** START OF Information supplied **

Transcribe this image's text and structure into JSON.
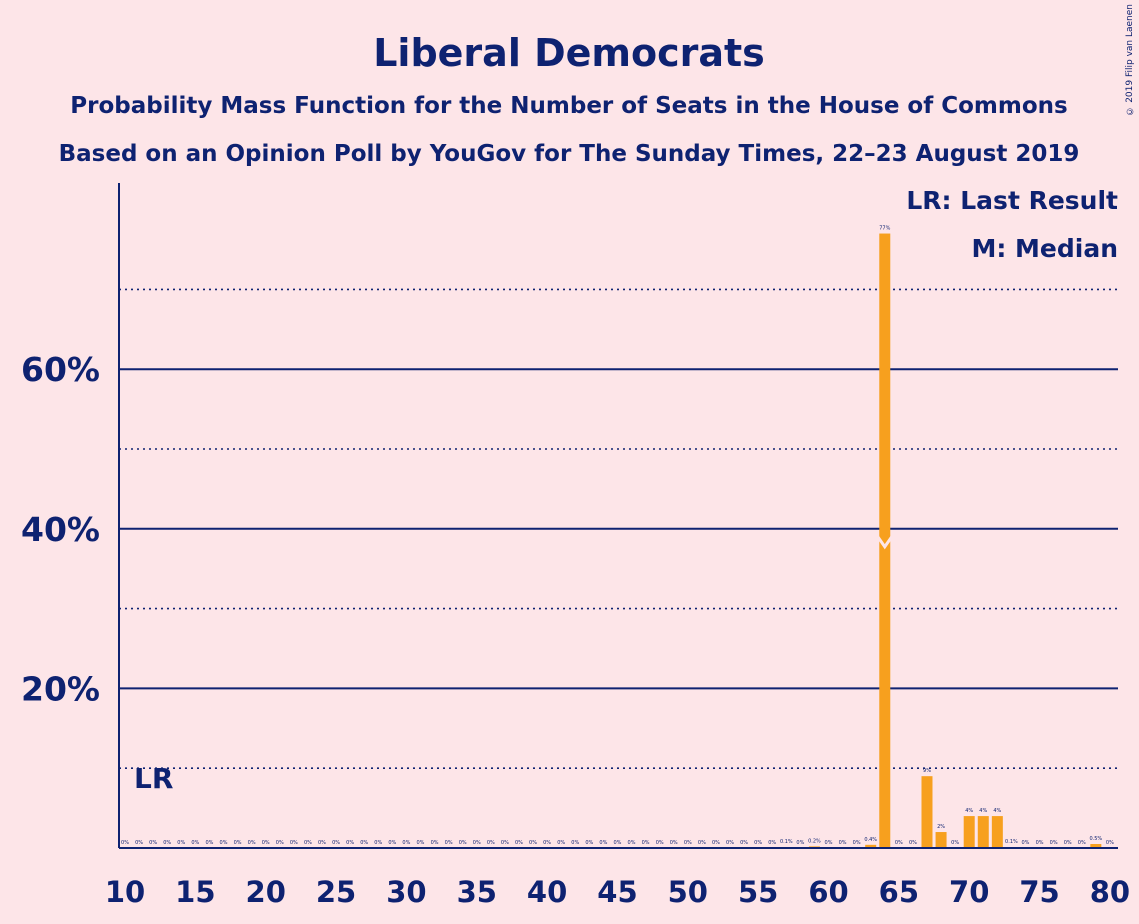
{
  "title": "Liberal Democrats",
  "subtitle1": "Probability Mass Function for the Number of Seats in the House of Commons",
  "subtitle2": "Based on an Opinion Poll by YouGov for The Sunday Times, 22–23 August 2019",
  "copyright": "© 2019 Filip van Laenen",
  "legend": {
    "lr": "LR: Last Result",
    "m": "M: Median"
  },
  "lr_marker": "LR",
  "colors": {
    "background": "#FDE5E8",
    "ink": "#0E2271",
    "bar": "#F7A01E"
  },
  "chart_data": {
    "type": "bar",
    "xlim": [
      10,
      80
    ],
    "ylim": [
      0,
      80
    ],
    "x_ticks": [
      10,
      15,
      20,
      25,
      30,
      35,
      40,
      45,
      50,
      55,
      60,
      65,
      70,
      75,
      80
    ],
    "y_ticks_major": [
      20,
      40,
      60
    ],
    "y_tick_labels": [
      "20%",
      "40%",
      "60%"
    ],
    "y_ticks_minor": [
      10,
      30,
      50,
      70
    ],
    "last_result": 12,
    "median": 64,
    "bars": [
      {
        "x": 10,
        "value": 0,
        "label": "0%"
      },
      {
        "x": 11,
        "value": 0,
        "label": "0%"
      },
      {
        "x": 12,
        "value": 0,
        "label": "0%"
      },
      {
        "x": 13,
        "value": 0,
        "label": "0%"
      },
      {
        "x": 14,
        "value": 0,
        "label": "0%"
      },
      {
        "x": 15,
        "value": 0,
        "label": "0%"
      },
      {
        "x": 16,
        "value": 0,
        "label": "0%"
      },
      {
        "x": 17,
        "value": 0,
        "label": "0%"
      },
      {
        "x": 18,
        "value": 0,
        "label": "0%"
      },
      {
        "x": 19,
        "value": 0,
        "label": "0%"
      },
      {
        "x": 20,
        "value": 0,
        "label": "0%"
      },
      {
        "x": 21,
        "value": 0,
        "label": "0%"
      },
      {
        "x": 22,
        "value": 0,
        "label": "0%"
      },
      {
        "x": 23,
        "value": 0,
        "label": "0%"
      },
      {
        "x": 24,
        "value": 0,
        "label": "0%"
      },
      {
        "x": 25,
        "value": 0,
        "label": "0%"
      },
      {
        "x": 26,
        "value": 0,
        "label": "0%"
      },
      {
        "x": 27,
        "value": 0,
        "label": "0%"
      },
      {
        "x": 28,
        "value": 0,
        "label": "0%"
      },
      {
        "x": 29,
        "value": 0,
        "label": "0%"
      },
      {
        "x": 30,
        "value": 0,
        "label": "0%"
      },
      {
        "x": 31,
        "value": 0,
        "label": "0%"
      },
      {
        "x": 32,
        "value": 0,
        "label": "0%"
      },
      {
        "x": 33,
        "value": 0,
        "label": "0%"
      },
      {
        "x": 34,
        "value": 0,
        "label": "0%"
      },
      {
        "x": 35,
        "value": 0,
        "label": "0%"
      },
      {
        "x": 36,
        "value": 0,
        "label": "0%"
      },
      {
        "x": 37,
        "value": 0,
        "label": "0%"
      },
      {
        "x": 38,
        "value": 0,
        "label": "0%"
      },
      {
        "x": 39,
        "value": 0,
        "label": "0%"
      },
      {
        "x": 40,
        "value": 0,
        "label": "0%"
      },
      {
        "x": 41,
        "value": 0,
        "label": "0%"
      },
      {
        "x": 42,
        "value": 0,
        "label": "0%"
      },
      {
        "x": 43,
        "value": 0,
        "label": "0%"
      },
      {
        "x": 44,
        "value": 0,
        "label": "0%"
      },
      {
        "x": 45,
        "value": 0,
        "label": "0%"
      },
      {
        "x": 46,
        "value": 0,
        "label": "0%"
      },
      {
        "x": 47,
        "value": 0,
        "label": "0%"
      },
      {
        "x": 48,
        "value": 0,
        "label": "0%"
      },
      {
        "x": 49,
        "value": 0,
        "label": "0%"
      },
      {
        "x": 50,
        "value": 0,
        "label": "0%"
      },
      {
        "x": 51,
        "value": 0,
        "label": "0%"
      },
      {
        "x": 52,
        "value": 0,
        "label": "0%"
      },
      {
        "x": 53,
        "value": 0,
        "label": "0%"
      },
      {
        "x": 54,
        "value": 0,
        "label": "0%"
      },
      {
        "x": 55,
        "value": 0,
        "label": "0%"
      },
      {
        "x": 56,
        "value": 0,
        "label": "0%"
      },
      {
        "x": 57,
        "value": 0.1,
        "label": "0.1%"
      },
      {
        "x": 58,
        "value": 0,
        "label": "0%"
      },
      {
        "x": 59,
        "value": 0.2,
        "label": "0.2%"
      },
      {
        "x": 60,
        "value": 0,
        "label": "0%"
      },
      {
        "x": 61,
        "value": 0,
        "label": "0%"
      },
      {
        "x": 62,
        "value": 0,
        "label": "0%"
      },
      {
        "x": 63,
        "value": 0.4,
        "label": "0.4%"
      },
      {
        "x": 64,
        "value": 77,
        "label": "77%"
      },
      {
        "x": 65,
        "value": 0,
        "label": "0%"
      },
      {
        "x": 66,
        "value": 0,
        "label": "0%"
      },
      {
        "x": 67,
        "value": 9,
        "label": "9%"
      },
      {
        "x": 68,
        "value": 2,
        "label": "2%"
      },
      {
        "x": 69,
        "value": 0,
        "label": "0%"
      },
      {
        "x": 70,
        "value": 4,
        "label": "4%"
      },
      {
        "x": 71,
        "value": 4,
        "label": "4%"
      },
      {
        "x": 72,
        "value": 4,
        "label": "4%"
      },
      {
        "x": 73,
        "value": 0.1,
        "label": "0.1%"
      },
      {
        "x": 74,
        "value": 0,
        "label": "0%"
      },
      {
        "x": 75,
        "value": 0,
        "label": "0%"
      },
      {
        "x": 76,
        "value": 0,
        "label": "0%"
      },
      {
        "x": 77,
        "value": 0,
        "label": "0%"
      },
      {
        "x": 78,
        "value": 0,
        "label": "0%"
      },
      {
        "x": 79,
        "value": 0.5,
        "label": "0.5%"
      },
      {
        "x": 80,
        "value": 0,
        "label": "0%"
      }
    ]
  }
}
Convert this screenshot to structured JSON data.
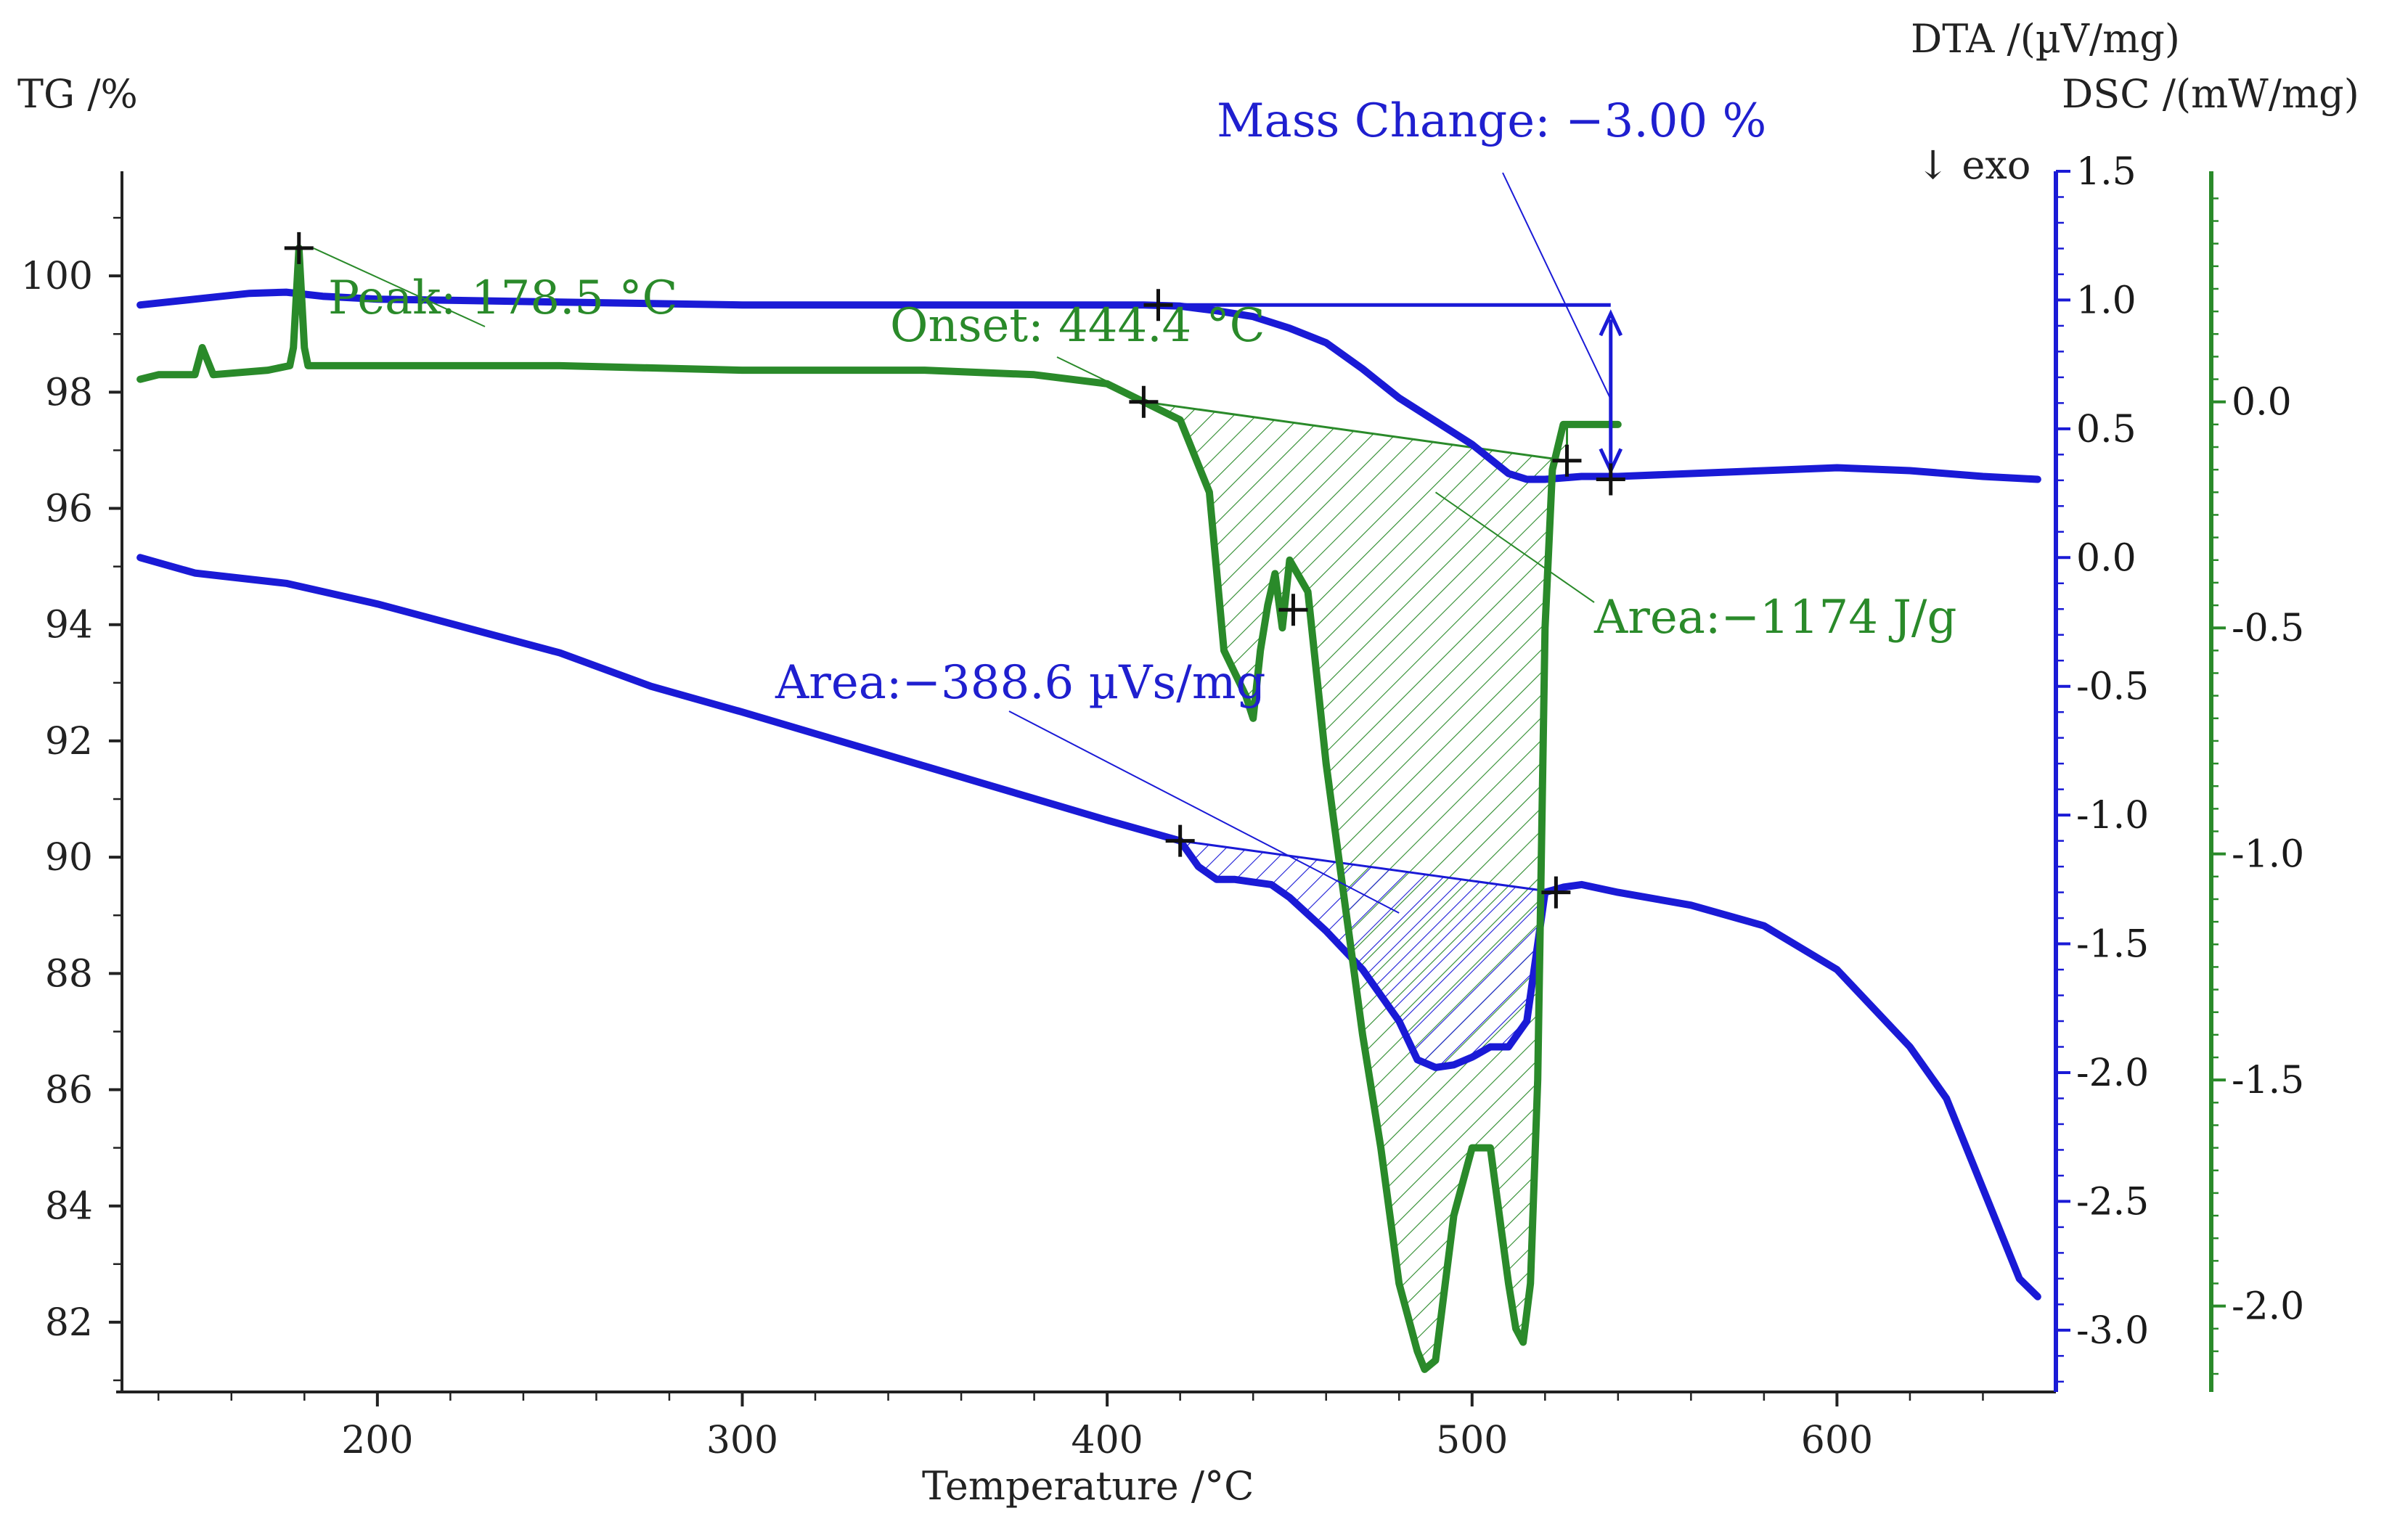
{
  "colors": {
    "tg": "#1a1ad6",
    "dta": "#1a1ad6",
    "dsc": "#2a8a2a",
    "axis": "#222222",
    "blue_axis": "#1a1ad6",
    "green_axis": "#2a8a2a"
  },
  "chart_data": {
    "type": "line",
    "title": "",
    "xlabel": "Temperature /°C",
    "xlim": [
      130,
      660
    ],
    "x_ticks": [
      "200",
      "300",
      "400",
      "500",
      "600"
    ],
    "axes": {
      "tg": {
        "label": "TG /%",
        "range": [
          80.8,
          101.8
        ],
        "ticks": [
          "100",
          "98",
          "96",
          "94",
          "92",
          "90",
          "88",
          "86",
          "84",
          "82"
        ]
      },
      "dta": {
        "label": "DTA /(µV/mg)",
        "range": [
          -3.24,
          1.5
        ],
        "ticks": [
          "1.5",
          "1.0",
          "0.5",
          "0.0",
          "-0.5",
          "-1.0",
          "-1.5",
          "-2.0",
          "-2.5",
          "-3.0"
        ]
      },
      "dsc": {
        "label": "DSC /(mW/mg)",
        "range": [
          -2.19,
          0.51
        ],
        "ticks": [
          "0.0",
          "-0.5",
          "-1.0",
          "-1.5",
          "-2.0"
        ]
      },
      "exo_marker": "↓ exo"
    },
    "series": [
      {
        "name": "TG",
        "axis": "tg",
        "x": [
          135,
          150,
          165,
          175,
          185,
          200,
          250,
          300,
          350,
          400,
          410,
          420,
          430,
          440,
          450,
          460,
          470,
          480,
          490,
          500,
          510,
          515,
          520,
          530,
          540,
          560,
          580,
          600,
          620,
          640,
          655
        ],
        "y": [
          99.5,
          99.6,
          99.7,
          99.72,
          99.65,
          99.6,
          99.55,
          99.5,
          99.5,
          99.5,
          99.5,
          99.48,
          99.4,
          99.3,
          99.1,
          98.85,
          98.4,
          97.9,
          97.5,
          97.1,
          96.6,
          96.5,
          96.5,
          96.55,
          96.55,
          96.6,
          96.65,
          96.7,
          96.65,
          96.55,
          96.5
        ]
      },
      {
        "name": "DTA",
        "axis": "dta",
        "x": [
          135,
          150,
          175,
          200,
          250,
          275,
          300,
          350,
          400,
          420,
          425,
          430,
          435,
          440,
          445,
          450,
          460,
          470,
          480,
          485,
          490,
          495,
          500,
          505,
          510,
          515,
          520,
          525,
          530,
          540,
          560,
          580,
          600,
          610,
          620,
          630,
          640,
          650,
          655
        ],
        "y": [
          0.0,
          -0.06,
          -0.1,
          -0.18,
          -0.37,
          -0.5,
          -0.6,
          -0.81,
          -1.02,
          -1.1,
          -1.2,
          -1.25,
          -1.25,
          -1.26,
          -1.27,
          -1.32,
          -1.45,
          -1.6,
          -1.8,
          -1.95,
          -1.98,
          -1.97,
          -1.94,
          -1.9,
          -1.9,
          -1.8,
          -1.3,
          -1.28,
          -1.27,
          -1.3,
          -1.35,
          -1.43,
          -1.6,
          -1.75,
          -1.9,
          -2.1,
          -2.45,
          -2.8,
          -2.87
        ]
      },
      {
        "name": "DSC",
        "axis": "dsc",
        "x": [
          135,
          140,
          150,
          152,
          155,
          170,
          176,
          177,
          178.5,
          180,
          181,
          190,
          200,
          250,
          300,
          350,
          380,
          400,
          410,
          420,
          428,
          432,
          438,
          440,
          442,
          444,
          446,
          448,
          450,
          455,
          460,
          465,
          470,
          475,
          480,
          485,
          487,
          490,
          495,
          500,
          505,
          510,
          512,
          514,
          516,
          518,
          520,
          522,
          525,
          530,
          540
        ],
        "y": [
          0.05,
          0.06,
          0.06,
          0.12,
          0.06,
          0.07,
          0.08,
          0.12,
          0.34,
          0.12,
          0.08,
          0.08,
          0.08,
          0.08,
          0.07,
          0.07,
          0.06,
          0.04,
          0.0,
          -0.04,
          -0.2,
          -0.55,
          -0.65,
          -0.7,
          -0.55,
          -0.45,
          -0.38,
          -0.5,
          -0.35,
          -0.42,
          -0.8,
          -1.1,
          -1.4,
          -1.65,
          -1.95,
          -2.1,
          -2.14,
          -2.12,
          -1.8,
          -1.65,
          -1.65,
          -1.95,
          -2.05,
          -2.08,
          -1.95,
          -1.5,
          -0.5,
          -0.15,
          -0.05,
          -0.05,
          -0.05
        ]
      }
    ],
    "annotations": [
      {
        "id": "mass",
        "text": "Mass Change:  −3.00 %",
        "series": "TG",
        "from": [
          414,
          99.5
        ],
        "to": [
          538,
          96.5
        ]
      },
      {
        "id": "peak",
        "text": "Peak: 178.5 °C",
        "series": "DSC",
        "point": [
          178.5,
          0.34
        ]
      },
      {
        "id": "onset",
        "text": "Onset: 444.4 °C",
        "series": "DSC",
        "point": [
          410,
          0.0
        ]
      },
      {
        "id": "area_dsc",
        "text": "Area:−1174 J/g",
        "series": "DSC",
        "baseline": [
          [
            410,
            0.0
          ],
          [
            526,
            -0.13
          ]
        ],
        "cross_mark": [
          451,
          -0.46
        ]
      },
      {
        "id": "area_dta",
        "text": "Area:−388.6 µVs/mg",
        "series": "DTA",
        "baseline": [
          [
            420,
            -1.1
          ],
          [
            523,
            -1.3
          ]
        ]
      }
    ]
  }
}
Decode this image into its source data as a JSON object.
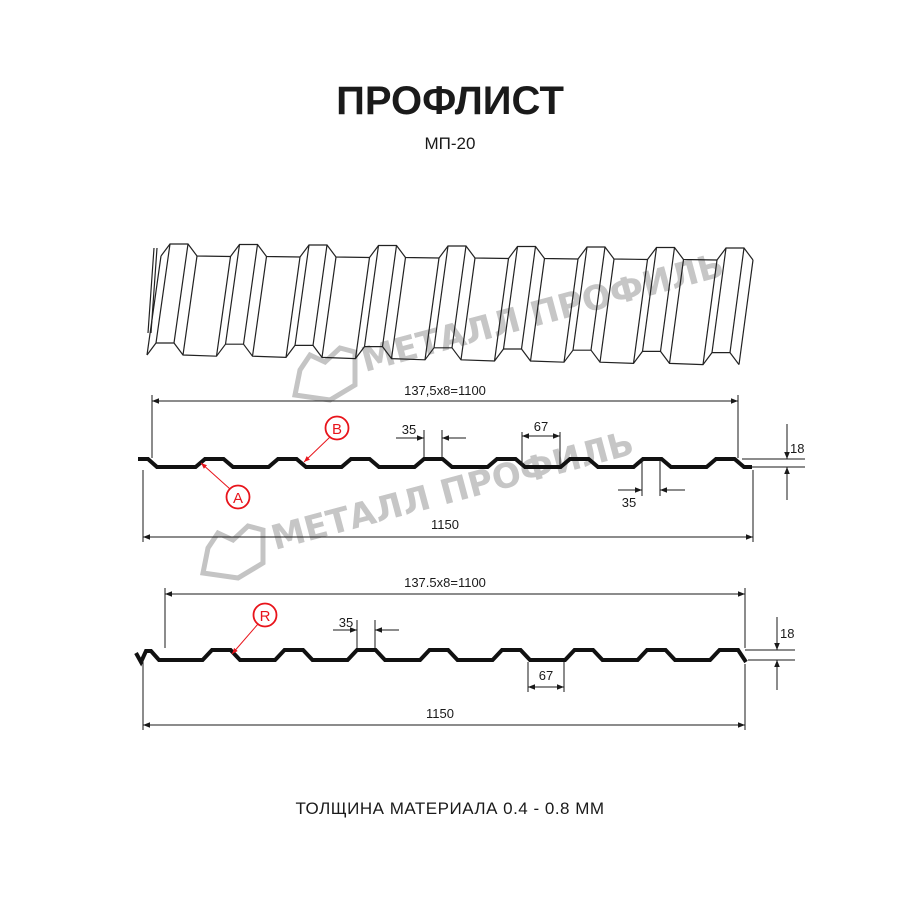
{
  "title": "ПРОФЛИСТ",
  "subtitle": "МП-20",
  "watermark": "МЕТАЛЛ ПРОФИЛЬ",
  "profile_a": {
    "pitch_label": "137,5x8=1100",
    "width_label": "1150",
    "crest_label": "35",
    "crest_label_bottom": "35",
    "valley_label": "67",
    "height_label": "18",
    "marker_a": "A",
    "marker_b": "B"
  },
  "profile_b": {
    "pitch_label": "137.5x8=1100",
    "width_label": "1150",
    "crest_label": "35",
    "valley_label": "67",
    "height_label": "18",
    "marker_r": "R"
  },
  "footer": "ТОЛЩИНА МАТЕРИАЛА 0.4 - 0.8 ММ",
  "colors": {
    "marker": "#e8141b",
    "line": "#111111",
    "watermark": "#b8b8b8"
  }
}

** END OF Information supplied **

# Requirements:
Determine how many lines of the listing hold the word "text" and reply with that figure alone.

# Solution for this exercise:
6